Start Task material

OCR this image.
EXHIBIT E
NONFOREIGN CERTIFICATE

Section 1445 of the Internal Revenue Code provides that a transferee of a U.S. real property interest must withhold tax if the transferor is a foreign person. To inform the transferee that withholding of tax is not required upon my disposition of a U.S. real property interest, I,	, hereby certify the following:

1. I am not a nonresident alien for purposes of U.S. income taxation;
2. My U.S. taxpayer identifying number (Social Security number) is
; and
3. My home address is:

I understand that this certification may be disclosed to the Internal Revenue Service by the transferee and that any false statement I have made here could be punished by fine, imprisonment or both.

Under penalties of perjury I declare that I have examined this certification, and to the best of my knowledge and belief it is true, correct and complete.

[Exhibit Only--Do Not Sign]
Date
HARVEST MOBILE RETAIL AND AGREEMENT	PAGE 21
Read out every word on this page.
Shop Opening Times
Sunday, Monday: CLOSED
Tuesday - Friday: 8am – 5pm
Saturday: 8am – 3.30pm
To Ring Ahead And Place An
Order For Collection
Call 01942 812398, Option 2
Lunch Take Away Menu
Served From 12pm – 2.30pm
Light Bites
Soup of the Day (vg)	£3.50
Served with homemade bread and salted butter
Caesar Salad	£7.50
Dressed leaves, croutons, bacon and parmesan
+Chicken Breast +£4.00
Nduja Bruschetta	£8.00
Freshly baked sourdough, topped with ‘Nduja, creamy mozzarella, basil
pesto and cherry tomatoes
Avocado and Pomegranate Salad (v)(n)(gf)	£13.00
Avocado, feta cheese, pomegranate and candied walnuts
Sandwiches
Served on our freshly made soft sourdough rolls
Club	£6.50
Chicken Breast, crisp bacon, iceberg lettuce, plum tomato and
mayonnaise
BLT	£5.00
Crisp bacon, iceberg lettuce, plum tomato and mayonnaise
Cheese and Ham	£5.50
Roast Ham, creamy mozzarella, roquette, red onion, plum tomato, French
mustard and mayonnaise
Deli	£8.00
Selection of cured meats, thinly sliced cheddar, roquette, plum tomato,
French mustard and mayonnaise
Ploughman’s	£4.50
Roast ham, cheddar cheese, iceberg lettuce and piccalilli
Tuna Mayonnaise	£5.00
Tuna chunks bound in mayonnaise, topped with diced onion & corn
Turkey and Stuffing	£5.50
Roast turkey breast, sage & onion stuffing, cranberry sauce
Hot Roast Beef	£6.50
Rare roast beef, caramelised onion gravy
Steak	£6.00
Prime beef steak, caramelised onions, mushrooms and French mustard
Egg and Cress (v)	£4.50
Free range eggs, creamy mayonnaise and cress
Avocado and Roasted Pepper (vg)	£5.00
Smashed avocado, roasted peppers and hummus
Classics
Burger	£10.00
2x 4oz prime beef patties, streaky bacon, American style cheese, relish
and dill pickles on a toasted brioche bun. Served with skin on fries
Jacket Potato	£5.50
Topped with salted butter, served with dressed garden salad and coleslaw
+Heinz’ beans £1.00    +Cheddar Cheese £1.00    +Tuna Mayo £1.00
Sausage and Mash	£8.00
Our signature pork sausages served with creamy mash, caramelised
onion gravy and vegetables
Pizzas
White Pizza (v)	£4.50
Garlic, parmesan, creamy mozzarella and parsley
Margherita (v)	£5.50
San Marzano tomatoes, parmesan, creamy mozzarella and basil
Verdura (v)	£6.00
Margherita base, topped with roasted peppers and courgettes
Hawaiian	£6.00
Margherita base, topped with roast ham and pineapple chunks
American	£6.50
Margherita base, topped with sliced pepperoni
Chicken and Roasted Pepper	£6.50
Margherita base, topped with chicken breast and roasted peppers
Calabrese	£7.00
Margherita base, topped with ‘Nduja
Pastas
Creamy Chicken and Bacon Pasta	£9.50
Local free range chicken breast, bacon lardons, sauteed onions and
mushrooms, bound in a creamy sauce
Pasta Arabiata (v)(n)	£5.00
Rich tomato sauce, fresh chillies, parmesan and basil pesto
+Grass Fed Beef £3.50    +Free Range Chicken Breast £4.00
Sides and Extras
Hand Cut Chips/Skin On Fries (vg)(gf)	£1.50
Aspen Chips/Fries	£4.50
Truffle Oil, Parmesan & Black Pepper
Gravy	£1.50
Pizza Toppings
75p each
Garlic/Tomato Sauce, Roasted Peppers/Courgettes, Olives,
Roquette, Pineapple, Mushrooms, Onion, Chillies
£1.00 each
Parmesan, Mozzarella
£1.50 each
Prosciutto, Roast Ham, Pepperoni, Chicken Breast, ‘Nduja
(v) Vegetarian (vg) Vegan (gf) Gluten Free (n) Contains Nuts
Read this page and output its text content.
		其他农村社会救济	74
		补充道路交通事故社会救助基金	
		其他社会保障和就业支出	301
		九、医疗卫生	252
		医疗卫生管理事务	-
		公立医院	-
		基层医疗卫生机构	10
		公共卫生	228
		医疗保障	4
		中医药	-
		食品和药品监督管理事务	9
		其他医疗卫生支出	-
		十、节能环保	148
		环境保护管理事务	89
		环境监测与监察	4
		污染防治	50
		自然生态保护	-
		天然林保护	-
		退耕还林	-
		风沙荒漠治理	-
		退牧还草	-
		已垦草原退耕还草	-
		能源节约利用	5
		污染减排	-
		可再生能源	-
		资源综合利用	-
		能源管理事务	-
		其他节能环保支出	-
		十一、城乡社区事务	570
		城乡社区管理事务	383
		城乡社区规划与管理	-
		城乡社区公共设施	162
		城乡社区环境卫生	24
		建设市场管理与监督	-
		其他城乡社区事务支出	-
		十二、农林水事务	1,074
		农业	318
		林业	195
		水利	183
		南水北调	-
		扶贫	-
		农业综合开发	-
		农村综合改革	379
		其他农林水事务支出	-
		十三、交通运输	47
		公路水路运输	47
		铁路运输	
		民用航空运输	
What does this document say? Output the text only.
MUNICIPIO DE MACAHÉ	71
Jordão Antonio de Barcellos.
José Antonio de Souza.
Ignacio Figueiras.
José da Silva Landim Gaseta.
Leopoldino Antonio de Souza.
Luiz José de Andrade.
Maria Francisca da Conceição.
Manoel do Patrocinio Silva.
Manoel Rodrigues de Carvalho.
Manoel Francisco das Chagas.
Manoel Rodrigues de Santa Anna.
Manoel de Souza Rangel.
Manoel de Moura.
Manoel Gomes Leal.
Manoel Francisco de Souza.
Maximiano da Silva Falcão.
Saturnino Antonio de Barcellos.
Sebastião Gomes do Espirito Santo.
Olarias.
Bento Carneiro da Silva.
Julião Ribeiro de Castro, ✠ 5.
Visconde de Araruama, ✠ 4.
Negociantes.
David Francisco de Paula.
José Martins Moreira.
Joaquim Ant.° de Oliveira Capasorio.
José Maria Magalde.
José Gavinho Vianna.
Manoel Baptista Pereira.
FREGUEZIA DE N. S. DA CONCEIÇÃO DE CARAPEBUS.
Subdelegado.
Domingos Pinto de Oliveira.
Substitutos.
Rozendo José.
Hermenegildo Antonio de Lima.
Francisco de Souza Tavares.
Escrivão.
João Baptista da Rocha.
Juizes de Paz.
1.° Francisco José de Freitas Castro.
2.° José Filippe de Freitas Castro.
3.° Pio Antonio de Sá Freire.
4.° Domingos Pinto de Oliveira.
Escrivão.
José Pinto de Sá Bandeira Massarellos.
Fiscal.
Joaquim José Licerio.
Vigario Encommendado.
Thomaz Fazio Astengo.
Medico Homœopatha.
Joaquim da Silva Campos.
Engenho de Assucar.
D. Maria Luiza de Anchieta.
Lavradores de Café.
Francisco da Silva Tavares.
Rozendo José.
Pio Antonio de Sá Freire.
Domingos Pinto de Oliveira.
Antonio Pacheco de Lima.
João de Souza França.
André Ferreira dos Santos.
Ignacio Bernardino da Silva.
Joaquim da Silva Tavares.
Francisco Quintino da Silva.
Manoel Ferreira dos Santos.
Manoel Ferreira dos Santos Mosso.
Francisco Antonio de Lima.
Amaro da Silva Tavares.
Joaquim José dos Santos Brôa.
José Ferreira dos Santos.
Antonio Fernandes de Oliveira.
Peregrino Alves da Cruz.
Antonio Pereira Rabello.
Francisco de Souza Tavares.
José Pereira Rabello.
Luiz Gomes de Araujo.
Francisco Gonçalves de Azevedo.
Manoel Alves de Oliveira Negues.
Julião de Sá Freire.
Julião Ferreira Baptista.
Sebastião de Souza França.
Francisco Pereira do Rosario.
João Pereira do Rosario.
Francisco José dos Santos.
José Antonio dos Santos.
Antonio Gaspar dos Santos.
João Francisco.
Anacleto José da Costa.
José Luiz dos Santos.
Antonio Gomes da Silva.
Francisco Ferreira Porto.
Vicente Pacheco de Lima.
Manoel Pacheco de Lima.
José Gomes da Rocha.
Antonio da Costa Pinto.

End Task material

*Given request:* Your task is to pick out every line with the string "Chips" and copy it.

*Written solution:*
Hand Cut Chips/Skin On Fries (vg)(gf)	£1.50
Aspen Chips/Fries	£4.50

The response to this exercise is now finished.